[Data records]

--- --- ---

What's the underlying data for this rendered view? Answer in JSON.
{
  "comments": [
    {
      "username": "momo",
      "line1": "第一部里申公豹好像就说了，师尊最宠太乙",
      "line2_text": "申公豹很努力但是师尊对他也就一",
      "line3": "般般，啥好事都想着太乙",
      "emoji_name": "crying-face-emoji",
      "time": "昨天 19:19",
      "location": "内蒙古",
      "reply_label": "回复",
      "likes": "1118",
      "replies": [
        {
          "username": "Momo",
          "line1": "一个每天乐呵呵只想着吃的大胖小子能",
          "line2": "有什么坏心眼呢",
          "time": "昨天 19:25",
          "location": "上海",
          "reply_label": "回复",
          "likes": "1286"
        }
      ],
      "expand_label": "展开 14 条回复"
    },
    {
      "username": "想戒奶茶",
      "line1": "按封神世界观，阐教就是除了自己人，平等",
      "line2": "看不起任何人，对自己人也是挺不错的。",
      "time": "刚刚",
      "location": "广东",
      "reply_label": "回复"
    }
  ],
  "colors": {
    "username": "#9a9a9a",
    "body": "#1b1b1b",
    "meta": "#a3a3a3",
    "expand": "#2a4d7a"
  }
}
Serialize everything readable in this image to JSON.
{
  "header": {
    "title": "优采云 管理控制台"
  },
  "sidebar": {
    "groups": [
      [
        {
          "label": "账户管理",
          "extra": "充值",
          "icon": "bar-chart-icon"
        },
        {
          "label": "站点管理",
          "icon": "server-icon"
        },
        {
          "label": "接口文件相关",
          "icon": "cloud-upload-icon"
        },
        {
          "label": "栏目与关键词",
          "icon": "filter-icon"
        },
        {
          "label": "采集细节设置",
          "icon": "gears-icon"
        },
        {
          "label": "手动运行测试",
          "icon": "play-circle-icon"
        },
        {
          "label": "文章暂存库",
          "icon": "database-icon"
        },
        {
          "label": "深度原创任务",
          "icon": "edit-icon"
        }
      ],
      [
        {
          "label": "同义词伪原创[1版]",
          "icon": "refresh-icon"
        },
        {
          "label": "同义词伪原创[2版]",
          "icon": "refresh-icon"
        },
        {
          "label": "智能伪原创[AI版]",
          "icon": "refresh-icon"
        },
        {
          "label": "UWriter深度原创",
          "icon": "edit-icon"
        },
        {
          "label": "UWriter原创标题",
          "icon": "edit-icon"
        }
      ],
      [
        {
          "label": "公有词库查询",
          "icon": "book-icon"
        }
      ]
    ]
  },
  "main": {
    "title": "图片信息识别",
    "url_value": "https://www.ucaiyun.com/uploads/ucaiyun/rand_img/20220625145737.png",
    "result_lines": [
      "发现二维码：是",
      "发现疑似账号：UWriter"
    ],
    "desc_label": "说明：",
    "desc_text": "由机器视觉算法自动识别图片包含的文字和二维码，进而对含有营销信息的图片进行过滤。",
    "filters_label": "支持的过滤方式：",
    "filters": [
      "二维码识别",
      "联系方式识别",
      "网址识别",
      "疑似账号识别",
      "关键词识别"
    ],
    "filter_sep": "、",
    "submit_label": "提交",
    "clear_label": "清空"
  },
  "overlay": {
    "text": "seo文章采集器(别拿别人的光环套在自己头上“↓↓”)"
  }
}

--- --- ---

Exactly and only the lines from the line containing "Serialize everything readable" through the last line of the entries should be copied, both ends included.

▶ _Final result_
Serialize everything readable in this image to JSON.
{
  "header": {
    "title": "优采云 管理控制台"
  },
  "sidebar": {
    "groups": [
      [
        {
          "label": "账户管理",
          "extra": "充值",
          "icon": "bar-chart-icon"
        },
        {
          "label": "站点管理",
          "icon": "server-icon"
        },
        {
          "label": "接口文件相关",
          "icon": "cloud-upload-icon"
        },
        {
          "label": "栏目与关键词",
          "icon": "filter-icon"
        },
        {
          "label": "采集细节设置",
          "icon": "gears-icon"
        },
        {
          "label": "手动运行测试",
          "icon": "play-circle-icon"
        },
        {
          "label": "文章暂存库",
          "icon": "database-icon"
        },
        {
          "label": "深度原创任务",
          "icon": "edit-icon"
        }
      ],
      [
        {
          "label": "同义词伪原创[1版]",
          "icon": "refresh-icon"
        },
        {
          "label": "同义词伪原创[2版]",
          "icon": "refresh-icon"
        },
        {
          "label": "智能伪原创[AI版]",
          "icon": "refresh-icon"
        },
        {
          "label": "UWriter深度原创",
          "icon": "edit-icon"
        },
        {
          "label": "UWriter原创标题",
          "icon": "edit-icon"
        }
      ],
      [
        {
          "label": "公有词库查询",
          "icon": "book-icon"
        }
      ]
    ]
  },
  "main": {
    "title": "图片信息识别",
    "url_value": "https://www.ucaiyun.com/uploads/ucaiyun/rand_img/20220625145737.png",
    "result_lines": [
      "发现二维码：是",
      "发现疑似账号：UWriter"
    ],
    "desc_label": "说明：",
    "desc_text": "由机器视觉算法自动识别图片包含的文字和二维码，进而对含有营销信息的图片进行过滤。",
    "filters_label": "支持的过滤方式：",
    "filters": [
      "二维码识别",
      "联系方式识别",
      "网址识别",
      "疑似账号识别",
      "关键词识别"
    ],
    "filter_sep": "、",
    "submit_label": "提交",
    "clear_label": "清空"
  },
  "overlay": {
    "text": "seo文章采集器(别拿别人的光环套在自己头上“↓↓”)"
  }
}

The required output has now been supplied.